> **Short problem**:
In the lines from the one containing "Patent image size: (1071, 675)." through the one containing "The internally projecting", inclusive, swap "spherical" for "conical" and give those lines back with nothing else changed.

> **Data for this exercise**:

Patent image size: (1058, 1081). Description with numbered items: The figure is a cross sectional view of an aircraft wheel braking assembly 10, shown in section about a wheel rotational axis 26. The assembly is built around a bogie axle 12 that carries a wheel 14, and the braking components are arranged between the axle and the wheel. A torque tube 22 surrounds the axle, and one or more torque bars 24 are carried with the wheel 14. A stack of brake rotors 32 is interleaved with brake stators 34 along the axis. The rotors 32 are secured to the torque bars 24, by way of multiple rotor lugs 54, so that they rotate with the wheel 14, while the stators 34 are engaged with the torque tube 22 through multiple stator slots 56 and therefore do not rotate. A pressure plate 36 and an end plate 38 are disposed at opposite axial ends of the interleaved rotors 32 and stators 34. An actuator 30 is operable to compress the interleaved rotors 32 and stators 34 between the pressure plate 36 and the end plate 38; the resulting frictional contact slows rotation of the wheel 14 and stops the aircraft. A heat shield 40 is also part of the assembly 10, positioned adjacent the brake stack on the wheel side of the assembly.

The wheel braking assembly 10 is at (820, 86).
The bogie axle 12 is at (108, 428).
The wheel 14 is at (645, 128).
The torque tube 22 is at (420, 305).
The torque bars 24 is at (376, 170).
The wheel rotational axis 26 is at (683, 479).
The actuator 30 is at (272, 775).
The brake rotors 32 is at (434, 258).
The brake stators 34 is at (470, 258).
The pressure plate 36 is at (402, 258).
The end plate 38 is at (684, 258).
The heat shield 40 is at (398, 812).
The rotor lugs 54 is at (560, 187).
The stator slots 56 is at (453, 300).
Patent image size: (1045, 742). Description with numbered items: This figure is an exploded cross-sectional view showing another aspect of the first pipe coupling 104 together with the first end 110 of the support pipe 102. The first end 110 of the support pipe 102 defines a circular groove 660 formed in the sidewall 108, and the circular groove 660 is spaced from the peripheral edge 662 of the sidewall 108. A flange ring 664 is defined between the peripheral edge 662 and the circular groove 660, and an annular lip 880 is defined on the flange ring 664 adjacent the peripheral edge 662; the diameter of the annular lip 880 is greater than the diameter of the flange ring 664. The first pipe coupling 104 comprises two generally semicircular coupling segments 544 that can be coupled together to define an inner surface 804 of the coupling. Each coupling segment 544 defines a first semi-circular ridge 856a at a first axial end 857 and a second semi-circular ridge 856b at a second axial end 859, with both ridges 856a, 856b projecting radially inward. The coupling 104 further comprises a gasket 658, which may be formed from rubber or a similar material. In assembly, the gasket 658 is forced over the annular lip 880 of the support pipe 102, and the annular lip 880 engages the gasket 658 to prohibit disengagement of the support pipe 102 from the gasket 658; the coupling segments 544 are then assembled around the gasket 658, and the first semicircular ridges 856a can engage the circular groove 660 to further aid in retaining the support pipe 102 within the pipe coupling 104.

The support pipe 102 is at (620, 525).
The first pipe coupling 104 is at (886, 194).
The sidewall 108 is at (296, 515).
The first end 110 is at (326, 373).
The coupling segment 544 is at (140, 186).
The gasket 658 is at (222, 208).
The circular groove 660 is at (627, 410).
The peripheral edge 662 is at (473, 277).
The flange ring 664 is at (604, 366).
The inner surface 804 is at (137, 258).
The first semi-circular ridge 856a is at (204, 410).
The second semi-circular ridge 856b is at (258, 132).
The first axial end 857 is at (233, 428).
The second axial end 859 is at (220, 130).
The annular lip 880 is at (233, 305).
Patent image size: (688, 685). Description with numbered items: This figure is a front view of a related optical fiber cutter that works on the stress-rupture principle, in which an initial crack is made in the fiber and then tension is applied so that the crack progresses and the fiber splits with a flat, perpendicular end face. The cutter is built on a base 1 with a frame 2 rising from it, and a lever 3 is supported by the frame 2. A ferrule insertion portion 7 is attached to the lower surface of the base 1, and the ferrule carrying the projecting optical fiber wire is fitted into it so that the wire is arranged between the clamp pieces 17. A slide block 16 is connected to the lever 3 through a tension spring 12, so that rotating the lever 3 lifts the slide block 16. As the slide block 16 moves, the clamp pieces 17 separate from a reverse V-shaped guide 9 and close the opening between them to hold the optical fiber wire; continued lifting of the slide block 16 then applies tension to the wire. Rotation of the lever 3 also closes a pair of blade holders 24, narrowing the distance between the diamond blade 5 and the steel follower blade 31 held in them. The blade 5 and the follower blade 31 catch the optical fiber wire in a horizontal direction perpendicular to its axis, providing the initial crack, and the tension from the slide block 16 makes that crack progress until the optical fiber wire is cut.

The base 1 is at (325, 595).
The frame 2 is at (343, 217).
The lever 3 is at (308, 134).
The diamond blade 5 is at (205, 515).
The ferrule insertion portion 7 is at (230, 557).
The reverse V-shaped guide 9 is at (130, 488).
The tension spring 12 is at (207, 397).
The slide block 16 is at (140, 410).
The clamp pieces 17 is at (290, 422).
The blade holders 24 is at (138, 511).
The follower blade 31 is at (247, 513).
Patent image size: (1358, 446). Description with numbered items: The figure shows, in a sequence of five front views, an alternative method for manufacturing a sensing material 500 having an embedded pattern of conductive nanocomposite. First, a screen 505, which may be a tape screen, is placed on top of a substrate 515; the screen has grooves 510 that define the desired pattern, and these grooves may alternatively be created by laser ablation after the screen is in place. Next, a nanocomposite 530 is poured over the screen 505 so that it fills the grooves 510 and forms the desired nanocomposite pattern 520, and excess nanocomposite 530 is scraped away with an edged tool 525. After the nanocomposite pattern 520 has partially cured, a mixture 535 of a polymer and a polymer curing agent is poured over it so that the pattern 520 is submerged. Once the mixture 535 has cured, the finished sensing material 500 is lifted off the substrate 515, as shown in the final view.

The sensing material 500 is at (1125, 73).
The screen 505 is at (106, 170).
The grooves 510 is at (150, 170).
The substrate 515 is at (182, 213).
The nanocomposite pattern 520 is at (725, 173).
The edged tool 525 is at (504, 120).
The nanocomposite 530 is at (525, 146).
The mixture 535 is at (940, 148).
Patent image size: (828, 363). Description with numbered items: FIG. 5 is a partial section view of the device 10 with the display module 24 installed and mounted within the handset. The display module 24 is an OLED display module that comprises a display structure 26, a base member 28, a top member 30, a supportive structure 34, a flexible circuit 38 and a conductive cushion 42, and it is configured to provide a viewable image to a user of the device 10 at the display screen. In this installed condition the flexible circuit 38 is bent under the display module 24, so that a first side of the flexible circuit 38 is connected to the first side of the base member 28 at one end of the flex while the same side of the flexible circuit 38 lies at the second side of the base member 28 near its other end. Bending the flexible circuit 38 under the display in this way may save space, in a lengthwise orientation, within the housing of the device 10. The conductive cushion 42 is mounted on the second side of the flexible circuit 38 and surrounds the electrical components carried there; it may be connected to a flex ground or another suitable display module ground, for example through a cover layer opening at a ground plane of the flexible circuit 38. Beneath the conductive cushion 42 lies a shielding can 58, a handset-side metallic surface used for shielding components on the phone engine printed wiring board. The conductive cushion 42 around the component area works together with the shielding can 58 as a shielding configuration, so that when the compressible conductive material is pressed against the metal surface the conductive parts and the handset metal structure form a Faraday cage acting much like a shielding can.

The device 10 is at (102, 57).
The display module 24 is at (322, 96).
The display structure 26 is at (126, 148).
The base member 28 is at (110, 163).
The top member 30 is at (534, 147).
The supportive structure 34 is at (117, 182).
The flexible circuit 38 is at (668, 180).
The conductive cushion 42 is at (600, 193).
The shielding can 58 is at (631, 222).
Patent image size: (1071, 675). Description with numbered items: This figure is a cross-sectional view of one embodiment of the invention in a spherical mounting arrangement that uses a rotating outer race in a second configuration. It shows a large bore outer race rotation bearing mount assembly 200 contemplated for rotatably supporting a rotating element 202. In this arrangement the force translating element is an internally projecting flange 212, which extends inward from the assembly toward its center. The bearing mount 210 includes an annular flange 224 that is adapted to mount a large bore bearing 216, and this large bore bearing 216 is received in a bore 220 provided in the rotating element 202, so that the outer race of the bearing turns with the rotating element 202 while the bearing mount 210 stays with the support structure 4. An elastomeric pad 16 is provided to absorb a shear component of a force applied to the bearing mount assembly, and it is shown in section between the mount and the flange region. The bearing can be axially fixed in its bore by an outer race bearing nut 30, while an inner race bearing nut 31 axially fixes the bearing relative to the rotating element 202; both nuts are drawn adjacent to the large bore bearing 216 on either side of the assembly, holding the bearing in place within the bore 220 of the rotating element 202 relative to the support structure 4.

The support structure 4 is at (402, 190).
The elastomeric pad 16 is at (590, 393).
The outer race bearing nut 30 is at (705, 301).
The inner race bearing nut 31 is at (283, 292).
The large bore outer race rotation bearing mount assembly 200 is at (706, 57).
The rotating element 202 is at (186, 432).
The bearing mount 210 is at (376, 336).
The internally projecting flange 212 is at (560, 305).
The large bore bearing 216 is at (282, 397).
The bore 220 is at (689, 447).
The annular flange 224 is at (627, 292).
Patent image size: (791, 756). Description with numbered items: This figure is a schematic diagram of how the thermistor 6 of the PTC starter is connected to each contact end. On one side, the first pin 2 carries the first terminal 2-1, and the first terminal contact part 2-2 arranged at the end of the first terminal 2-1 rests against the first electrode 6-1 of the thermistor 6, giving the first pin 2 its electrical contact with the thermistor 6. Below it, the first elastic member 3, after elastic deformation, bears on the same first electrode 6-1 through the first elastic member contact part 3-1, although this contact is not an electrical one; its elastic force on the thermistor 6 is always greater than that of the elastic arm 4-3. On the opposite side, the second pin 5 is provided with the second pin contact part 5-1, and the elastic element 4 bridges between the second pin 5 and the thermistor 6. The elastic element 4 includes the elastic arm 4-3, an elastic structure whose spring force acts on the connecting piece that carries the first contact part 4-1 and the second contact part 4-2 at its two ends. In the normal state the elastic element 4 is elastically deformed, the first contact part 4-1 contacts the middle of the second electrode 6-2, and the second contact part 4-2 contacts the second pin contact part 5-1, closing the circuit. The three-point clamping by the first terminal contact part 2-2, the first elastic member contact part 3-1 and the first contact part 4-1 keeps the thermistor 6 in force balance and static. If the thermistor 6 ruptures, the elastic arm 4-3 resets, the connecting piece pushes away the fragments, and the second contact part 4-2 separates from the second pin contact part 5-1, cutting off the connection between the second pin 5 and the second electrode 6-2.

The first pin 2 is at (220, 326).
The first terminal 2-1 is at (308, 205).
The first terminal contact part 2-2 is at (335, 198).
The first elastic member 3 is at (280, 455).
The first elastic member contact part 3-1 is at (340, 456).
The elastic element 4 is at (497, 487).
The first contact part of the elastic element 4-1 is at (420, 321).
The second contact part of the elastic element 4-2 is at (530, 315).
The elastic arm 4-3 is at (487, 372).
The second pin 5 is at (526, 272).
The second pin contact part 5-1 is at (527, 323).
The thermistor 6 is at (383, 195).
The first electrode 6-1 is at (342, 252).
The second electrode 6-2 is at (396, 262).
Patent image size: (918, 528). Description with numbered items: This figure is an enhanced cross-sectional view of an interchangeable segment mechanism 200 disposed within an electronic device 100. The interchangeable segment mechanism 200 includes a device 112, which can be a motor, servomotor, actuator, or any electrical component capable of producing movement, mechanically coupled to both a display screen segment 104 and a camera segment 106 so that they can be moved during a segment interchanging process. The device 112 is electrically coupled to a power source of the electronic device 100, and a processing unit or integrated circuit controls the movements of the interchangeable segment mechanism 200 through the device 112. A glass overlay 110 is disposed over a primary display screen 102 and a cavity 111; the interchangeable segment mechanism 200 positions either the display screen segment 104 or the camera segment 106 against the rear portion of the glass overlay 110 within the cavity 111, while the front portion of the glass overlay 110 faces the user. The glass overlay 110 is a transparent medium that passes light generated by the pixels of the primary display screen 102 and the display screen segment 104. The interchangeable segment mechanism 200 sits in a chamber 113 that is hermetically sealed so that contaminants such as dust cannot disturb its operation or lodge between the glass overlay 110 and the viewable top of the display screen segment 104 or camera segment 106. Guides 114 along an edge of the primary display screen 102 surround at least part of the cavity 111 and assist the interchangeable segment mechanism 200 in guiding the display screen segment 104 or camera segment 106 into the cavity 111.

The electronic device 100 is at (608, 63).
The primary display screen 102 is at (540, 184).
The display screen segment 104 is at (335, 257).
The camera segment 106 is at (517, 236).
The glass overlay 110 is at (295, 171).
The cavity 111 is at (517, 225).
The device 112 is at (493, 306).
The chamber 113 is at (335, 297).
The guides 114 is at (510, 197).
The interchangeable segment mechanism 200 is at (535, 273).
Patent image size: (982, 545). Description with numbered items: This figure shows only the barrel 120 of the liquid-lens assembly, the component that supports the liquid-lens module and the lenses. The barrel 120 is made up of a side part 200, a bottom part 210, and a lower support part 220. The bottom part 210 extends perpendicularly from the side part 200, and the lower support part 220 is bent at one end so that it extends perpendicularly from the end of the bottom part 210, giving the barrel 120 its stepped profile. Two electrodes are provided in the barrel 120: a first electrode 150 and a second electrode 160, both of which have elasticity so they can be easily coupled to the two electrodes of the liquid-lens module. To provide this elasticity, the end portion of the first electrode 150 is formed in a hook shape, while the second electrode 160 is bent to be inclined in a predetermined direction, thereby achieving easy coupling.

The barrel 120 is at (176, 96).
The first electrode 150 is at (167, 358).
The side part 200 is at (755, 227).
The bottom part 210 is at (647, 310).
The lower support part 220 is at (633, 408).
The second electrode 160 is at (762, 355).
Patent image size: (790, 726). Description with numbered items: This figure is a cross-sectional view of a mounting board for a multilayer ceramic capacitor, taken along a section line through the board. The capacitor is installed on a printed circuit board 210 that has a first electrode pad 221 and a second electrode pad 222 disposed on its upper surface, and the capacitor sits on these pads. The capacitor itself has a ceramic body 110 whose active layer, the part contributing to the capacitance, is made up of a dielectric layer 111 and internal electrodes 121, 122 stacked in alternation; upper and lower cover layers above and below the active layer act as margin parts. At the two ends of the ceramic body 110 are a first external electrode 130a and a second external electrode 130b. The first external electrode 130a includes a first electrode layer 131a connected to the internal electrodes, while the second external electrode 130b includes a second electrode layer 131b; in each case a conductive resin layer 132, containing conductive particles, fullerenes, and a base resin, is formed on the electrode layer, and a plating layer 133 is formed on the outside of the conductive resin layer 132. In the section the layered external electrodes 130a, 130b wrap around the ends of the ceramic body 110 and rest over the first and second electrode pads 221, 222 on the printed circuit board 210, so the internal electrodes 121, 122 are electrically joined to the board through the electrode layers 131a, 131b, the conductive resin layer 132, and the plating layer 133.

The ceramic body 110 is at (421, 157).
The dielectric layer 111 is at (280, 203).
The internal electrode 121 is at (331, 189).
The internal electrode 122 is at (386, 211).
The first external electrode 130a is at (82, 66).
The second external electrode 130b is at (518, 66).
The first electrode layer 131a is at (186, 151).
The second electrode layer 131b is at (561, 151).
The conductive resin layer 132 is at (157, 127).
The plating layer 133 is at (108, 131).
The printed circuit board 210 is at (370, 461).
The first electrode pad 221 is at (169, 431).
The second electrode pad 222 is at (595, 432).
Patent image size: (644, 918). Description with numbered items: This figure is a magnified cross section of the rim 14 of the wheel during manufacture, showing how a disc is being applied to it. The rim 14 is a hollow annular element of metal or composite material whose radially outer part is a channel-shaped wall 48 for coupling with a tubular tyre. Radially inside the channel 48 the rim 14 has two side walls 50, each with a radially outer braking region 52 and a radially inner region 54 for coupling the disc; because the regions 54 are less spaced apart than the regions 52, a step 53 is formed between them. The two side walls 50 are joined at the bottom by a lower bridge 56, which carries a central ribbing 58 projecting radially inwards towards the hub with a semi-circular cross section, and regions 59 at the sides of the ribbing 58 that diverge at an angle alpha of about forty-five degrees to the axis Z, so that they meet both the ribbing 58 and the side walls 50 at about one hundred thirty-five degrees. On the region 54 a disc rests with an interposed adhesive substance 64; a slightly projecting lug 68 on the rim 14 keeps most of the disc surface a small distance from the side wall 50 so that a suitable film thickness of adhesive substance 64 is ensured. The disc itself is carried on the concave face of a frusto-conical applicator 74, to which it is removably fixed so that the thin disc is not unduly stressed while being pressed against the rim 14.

> **Exercise solution**:
Patent image size: (1071, 675). Description with numbered items: This figure is a cross-sectional view of one embodiment of the invention in a conical mounting arrangement that uses a rotating outer race in a second configuration. It shows a large bore outer race rotation bearing mount assembly 200 contemplated for rotatably supporting a rotating element 202. In this arrangement the force translating element is an internally projecting flange 212, which extends inward from the assembly toward its center. The bearing mount 210 includes an annular flange 224 that is adapted to mount a large bore bearing 216, and this large bore bearing 216 is received in a bore 220 provided in the rotating element 202, so that the outer race of the bearing turns with the rotating element 202 while the bearing mount 210 stays with the support structure 4. An elastomeric pad 16 is provided to absorb a shear component of a force applied to the bearing mount assembly, and it is shown in section between the mount and the flange region. The bearing can be axially fixed in its bore by an outer race bearing nut 30, while an inner race bearing nut 31 axially fixes the bearing relative to the rotating element 202; both nuts are drawn adjacent to the large bore bearing 216 on either side of the assembly, holding the bearing in place within the bore 220 of the rotating element 202 relative to the support structure 4.

The support structure 4 is at (402, 190).
The elastomeric pad 16 is at (590, 393).
The outer race bearing nut 30 is at (705, 301).
The inner race bearing nut 31 is at (283, 292).
The large bore outer race rotation bearing mount assembly 200 is at (706, 57).
The rotating element 202 is at (186, 432).
The bearing mount 210 is at (376, 336).
The internally projecting flange 212 is at (560, 305).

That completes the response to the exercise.